* Task goal *
Give the entries again, word for word.
*** Data section ***
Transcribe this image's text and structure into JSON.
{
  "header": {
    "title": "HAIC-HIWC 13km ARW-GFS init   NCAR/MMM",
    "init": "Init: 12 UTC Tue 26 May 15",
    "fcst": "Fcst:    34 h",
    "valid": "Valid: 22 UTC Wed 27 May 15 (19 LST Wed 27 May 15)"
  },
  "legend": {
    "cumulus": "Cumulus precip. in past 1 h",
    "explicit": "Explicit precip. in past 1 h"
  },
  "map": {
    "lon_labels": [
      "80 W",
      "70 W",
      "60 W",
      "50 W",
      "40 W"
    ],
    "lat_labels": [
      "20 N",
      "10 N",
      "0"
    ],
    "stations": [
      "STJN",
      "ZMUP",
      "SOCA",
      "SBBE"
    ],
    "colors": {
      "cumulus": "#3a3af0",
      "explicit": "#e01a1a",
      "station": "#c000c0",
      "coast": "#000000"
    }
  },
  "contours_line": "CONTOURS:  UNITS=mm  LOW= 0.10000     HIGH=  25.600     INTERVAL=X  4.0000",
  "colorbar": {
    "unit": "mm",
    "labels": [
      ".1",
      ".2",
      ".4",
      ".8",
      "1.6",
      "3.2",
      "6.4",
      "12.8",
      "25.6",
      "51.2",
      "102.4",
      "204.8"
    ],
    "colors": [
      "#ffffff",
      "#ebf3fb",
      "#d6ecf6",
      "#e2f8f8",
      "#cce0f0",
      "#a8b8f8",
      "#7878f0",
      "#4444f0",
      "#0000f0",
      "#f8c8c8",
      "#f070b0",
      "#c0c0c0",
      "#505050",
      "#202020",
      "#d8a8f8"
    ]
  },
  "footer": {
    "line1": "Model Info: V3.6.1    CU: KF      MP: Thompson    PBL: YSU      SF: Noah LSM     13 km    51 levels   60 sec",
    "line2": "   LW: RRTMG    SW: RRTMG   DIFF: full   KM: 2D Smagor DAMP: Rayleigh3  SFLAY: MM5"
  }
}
***
* Result for this exercise *
Transcribe this image's text and structure into JSON.
{
  "header": {
    "title": "HAIC-HIWC 13km ARW-GFS init   NCAR/MMM",
    "init": "Init: 12 UTC Tue 26 May 15",
    "fcst": "Fcst:    34 h",
    "valid": "Valid: 22 UTC Wed 27 May 15 (19 LST Wed 27 May 15)"
  },
  "legend": {
    "cumulus": "Cumulus precip. in past 1 h",
    "explicit": "Explicit precip. in past 1 h"
  },
  "map": {
    "lon_labels": [
      "80 W",
      "70 W",
      "60 W",
      "50 W",
      "40 W"
    ],
    "lat_labels": [
      "20 N",
      "10 N",
      "0"
    ],
    "stations": [
      "STJN",
      "ZMUP",
      "SOCA",
      "SBBE"
    ],
    "colors": {
      "cumulus": "#3a3af0",
      "explicit": "#e01a1a",
      "station": "#c000c0",
      "coast": "#000000"
    }
  },
  "contours_line": "CONTOURS:  UNITS=mm  LOW= 0.10000     HIGH=  25.600     INTERVAL=X  4.0000",
  "colorbar": {
    "unit": "mm",
    "labels": [
      ".1",
      ".2",
      ".4",
      ".8",
      "1.6",
      "3.2",
      "6.4",
      "12.8",
      "25.6",
      "51.2",
      "102.4",
      "204.8"
    ],
    "colors": [
      "#ffffff",
      "#ebf3fb",
      "#d6ecf6",
      "#e2f8f8",
      "#cce0f0",
      "#a8b8f8",
      "#7878f0",
      "#4444f0",
      "#0000f0",
      "#f8c8c8",
      "#f070b0",
      "#c0c0c0",
      "#505050",
      "#202020",
      "#d8a8f8"
    ]
  },
  "footer": {
    "line1": "Model Info: V3.6.1    CU: KF      MP: Thompson    PBL: YSU      SF: Noah LSM     13 km    51 levels   60 sec",
    "line2": "   LW: RRTMG    SW: RRTMG   DIFF: full   KM: 2D Smagor DAMP: Rayleigh3  SFLAY: MM5"
  }
}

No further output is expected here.